PROBLEM REQUIREMENTS – Pictures aside, quote the whole listing exactly.

# Start of ENTRIES SUPPLIED

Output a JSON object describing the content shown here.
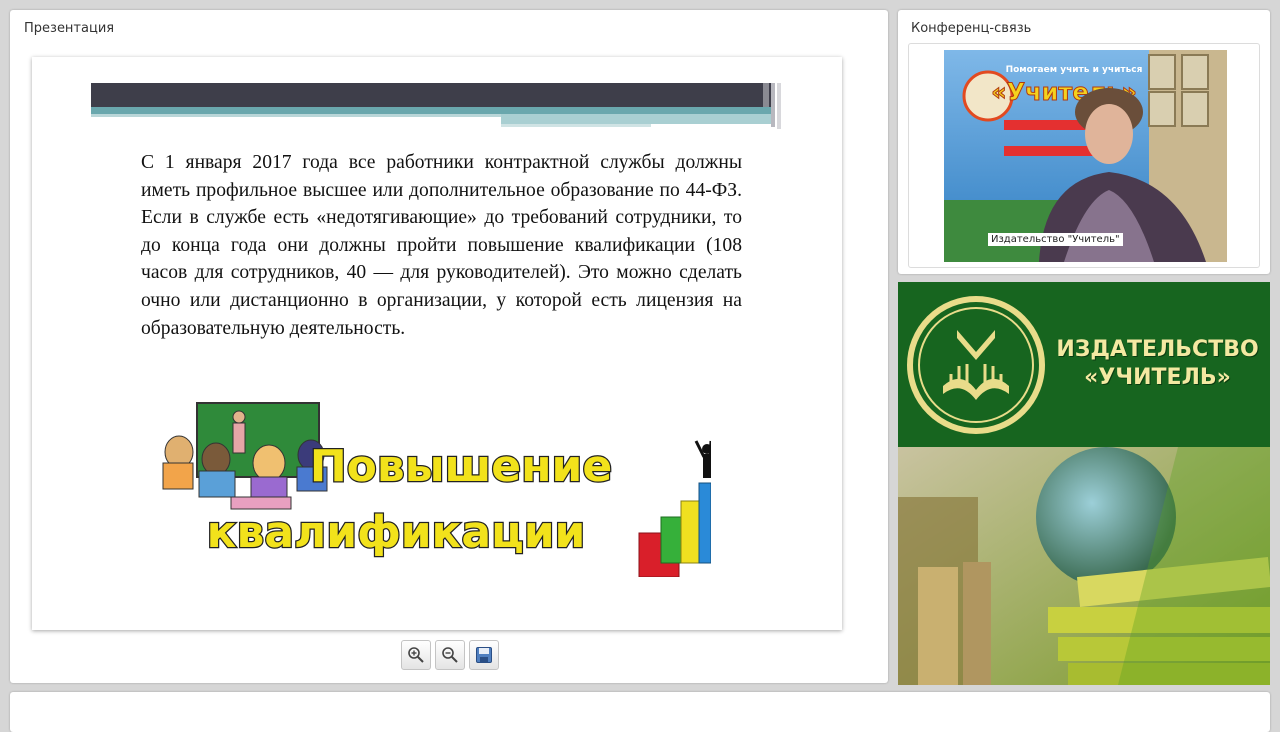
{
  "presentation": {
    "panel_title": "Презентация",
    "slide": {
      "body_text": "С 1 января 2017 года все работники контрактной службы должны иметь профильное высшее или дополнительное образование по 44-ФЗ. Если в службе есть «недотягивающие» до требований сотрудники, то до конца года они должны пройти повышение квалификации (108 часов для сотрудников, 40 — для руководителей). Это можно сделать очно или дистанционно в организации, у которой есть лицензия на образовательную деятельность.",
      "banner_line1": "Повышение",
      "banner_line2": "квалификации"
    },
    "toolbar": {
      "zoom_in_icon": "zoom-in-icon",
      "zoom_out_icon": "zoom-out-icon",
      "save_icon": "save-icon"
    }
  },
  "conference": {
    "panel_title": "Конференц-связь",
    "video_label": "Издательство \"Учитель\"",
    "poster_line1": "Помогаем учить и учиться",
    "poster_line2": "«Учитель»"
  },
  "publisher_banner": {
    "name_line1": "ИЗДАТЕЛЬСТВО",
    "name_line2": "«УЧИТЕЛЬ»"
  },
  "colors": {
    "banner_green": "#17651f",
    "logo_gold": "#e9dc8a",
    "slide_bar_dark": "#3e3e4a",
    "slide_bar_teal": "#6aa7ad",
    "art_text_yellow": "#f2e21b"
  }
}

# End of ENTRIES SUPPLIED

SOLUTION TO THE EXERCISE –
Output a JSON object describing the content shown here.
{
  "presentation": {
    "panel_title": "Презентация",
    "slide": {
      "body_text": "С 1 января 2017 года все работники контрактной службы должны иметь профильное высшее или дополнительное образование по 44-ФЗ. Если в службе есть «недотягивающие» до требований сотрудники, то до конца года они должны пройти повышение квалификации (108 часов для сотрудников, 40 — для руководителей). Это можно сделать очно или дистанционно в организации, у которой есть лицензия на образовательную деятельность.",
      "banner_line1": "Повышение",
      "banner_line2": "квалификации"
    },
    "toolbar": {
      "zoom_in_icon": "zoom-in-icon",
      "zoom_out_icon": "zoom-out-icon",
      "save_icon": "save-icon"
    }
  },
  "conference": {
    "panel_title": "Конференц-связь",
    "video_label": "Издательство \"Учитель\"",
    "poster_line1": "Помогаем учить и учиться",
    "poster_line2": "«Учитель»"
  },
  "publisher_banner": {
    "name_line1": "ИЗДАТЕЛЬСТВО",
    "name_line2": "«УЧИТЕЛЬ»"
  },
  "colors": {
    "banner_green": "#17651f",
    "logo_gold": "#e9dc8a",
    "slide_bar_dark": "#3e3e4a",
    "slide_bar_teal": "#6aa7ad",
    "art_text_yellow": "#f2e21b"
  }
}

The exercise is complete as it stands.